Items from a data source

◆ ◆ ◆ ◆

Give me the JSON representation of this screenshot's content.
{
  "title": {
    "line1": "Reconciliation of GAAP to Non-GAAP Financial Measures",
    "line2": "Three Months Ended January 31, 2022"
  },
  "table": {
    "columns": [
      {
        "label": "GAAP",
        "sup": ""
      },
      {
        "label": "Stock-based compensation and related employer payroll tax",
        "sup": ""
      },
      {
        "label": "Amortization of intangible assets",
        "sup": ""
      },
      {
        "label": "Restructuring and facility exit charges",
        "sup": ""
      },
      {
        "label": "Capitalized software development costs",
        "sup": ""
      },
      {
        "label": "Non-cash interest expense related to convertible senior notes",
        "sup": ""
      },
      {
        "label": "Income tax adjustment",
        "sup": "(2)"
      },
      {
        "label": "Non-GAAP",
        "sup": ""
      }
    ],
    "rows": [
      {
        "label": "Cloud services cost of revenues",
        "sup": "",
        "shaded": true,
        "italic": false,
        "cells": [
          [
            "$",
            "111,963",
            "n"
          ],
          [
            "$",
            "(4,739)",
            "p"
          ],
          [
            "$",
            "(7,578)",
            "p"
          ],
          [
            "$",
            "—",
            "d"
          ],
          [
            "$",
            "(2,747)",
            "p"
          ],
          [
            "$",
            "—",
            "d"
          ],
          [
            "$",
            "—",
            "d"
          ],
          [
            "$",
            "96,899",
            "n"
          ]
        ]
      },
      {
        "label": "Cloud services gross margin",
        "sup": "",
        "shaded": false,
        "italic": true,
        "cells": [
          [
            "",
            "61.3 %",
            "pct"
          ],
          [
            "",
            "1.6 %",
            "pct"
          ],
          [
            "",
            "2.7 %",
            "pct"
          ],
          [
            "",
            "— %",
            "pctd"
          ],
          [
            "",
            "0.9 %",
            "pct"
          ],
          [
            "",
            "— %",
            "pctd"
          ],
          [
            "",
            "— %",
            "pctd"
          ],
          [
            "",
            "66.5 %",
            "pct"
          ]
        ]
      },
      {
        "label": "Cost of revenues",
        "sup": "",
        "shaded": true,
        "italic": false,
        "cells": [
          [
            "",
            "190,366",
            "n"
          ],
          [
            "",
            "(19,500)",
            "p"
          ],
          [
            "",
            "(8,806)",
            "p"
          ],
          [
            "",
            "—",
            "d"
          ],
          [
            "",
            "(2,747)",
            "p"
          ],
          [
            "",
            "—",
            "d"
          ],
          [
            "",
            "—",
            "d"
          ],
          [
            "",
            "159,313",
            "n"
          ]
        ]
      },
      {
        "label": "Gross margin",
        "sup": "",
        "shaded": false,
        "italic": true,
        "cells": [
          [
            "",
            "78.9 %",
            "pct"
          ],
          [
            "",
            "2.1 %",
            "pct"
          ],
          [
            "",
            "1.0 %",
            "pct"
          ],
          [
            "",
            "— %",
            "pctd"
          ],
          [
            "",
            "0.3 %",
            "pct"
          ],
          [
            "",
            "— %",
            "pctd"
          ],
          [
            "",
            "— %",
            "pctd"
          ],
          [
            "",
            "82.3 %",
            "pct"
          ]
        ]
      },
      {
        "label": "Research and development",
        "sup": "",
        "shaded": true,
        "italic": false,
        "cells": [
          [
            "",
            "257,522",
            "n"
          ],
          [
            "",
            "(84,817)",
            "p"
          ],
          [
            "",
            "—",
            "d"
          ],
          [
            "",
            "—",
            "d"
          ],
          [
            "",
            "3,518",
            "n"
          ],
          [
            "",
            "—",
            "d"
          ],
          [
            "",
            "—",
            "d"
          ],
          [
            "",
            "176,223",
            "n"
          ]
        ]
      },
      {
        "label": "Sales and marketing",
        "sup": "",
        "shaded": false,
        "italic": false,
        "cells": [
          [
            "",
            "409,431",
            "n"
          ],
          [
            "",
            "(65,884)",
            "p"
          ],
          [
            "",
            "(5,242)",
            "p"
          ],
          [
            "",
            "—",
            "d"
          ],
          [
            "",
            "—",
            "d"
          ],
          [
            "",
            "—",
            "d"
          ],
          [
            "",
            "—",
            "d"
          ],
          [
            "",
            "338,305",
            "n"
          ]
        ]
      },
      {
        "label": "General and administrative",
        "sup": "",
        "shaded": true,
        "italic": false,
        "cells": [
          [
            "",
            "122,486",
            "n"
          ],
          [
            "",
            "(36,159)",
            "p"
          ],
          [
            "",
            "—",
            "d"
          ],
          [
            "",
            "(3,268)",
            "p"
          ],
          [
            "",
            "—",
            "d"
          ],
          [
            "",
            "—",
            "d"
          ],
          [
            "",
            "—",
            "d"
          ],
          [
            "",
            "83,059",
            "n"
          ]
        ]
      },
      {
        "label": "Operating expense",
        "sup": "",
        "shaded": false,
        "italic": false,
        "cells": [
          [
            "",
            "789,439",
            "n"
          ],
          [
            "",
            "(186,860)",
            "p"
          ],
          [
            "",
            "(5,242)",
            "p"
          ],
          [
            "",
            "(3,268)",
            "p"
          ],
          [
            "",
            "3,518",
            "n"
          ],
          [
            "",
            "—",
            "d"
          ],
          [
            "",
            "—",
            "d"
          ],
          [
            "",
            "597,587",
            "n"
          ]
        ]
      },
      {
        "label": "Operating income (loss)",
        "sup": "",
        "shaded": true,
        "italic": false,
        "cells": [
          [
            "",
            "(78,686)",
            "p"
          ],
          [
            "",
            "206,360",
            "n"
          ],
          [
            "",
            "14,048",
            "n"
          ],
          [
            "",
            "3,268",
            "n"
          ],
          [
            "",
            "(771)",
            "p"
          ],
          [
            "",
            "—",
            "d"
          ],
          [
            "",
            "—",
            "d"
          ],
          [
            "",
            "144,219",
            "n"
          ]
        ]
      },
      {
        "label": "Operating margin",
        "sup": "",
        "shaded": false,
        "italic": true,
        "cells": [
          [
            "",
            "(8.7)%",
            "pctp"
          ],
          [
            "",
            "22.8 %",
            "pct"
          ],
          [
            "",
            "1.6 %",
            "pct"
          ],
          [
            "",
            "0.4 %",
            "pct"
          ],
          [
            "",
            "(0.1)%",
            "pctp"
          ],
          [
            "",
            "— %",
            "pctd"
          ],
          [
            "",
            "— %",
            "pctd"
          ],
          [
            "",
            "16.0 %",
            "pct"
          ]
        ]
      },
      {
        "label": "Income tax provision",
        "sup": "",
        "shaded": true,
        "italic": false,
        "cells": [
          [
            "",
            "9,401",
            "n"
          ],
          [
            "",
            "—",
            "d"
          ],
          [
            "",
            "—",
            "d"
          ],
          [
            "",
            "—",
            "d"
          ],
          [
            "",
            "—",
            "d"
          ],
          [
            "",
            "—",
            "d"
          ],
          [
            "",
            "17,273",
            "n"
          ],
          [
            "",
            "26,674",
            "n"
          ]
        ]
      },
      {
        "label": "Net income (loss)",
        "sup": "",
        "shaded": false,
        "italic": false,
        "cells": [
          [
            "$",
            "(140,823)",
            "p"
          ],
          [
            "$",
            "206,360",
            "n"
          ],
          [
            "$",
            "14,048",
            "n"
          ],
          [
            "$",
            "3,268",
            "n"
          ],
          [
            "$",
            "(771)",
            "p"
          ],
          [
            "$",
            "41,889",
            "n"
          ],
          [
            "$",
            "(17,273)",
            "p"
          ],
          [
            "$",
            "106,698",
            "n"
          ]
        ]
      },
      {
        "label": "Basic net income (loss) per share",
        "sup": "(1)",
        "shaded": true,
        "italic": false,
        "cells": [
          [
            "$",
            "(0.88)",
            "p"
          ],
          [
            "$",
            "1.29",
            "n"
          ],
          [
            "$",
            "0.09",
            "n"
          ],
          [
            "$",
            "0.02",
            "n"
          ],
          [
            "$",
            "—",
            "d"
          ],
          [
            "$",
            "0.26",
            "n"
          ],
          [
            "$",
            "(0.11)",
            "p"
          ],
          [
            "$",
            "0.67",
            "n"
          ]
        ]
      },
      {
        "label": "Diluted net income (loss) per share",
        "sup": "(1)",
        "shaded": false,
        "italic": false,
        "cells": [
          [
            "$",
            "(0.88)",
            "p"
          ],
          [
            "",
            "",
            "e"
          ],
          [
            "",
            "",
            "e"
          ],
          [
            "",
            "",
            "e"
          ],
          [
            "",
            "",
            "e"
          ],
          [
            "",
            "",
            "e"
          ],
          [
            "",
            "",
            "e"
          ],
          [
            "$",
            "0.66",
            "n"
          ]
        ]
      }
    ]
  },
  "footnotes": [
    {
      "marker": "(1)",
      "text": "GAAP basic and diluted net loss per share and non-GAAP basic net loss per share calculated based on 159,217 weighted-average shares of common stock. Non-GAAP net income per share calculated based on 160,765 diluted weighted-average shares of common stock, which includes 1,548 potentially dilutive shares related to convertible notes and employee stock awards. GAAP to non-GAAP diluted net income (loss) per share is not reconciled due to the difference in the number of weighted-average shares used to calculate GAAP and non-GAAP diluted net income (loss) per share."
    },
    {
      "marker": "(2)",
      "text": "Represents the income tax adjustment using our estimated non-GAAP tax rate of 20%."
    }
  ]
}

◆ ◆ ◆ ◆

_WHAT TO PRODUCE_: Search the listing for the string "services". Copy each line where it turns up.

_RESULT FOR THIS EXERCISE_:
        "label": "Cloud services cost of revenues",
        "label": "Cloud services gross margin",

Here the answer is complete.